To be done:
All records below must be retyped exactly.

(A run of records)
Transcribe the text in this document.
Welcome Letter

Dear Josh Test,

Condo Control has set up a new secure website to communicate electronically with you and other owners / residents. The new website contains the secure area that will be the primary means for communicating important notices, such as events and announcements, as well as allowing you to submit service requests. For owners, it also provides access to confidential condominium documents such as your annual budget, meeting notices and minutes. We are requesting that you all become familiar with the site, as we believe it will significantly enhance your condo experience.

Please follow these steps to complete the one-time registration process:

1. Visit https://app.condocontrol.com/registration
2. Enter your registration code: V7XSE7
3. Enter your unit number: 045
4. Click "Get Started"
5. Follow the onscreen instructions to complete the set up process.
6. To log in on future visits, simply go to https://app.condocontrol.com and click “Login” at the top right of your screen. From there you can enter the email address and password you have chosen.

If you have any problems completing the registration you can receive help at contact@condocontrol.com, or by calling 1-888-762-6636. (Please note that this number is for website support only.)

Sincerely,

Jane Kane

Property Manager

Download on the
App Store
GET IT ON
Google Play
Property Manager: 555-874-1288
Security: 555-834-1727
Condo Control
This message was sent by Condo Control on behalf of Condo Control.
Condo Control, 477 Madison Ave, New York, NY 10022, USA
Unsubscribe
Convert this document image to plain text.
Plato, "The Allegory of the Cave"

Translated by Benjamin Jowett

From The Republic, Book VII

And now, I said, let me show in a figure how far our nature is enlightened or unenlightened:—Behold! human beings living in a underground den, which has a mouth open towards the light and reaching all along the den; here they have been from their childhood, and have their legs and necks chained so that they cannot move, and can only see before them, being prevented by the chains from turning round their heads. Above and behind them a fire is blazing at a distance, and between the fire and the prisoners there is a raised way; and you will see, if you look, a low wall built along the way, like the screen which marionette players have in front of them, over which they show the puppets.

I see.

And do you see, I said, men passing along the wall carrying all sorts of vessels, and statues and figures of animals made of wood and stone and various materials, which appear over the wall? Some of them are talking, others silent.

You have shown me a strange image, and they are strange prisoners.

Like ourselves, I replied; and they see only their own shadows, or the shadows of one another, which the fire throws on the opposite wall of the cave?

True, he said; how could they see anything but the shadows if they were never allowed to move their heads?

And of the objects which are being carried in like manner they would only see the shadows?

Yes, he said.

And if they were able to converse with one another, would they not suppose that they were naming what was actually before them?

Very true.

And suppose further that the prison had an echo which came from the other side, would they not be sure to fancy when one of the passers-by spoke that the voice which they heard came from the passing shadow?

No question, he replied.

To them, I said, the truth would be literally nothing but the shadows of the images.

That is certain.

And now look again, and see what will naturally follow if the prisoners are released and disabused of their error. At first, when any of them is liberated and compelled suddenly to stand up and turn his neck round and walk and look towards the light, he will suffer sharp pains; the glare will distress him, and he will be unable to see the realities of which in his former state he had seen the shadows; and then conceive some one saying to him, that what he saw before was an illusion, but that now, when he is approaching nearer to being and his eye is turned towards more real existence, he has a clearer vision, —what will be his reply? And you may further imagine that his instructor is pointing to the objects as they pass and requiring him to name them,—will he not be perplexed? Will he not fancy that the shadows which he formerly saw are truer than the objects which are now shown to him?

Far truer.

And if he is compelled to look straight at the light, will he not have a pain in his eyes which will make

Result for this task:
Transcribe the text in this document.
Welcome Letter

Dear Josh Test,

Condo Control has set up a new secure website to communicate electronically with you and other owners / residents. The new website contains the secure area that will be the primary means for communicating important notices, such as events and announcements, as well as allowing you to submit service requests. For owners, it also provides access to confidential condominium documents such as your annual budget, meeting notices and minutes. We are requesting that you all become familiar with the site, as we believe it will significantly enhance your condo experience.

Please follow these steps to complete the one-time registration process:

1. Visit https://app.condocontrol.com/registration
2. Enter your registration code: V7XSE7
3. Enter your unit number: 045
4. Click "Get Started"
5. Follow the onscreen instructions to complete the set up process.
6. To log in on future visits, simply go to https://app.condocontrol.com and click “Login” at the top right of your screen. From there you can enter the email address and password you have chosen.

If you have any problems completing the registration you can receive help at contact@condocontrol.com, or by calling 1-888-762-6636. (Please note that this number is for website support only.)

Sincerely,

Jane Kane

Property Manager

Download on the
App Store
GET IT ON
Google Play
Property Manager: 555-874-1288
Security: 555-834-1727
Condo Control
This message was sent by Condo Control on behalf of Condo Control.
Condo Control, 477 Madison Ave, New York, NY 10022, USA
Unsubscribe
Convert this document image to plain text.
Plato, "The Allegory of the Cave"

Translated by Benjamin Jowett

From The Republic, Book VII

And now, I said, let me show in a figure how far our nature is enlightened or unenlightened:—Behold! human beings living in a underground den, which has a mouth open towards the light and reaching all along the den; here they have been from their childhood, and have their legs and necks chained so that they cannot move, and can only see before them, being prevented by the chains from turning round their heads. Above and behind them a fire is blazing at a distance, and between the fire and the prisoners there is a raised way; and you will see, if you look, a low wall built along the way, like the screen which marionette players have in front of them, over which they show the puppets.

I see.

And do you see, I said, men passing along the wall carrying all sorts of vessels, and statues and figures of animals made of wood and stone and various materials, which appear over the wall? Some of them are talking, others silent.

You have shown me a strange image, and they are strange prisoners.

Like ourselves, I replied; and they see only their own shadows, or the shadows of one another, which the fire throws on the opposite wall of the cave?

True, he said; how could they see anything but the shadows if they were never allowed to move their heads?

And of the objects which are being carried in like manner they would only see the shadows?

Yes, he said.

And if they were able to converse with one another, would they not suppose that they were naming what was actually before them?

Very true.

And suppose further that the prison had an echo which came from the other side, would they not be sure to fancy when one of the passers-by spoke that the voice which they heard came from the passing shadow?

No question, he replied.

To them, I said, the truth would be literally nothing but the shadows of the images.

That is certain.

And now look again, and see what will naturally follow if the prisoners are released and disabused of their error. At first, when any of them is liberated and compelled suddenly to stand up and turn his neck round and walk and look towards the light, he will suffer sharp pains; the glare will distress him, and he will be unable to see the realities of which in his former state he had seen the shadows; and then conceive some one saying to him, that what he saw before was an illusion, but that now, when he is approaching nearer to being and his eye is turned towards more real existence, he has a clearer vision, —what will be his reply? And you may further imagine that his instructor is pointing to the objects as they pass and requiring him to name them,—will he not be perplexed? Will he not fancy that the shadows which he formerly saw are truer than the objects which are now shown to him?

Far truer.

And if he is compelled to look straight at the light, will he not have a pain in his eyes which will make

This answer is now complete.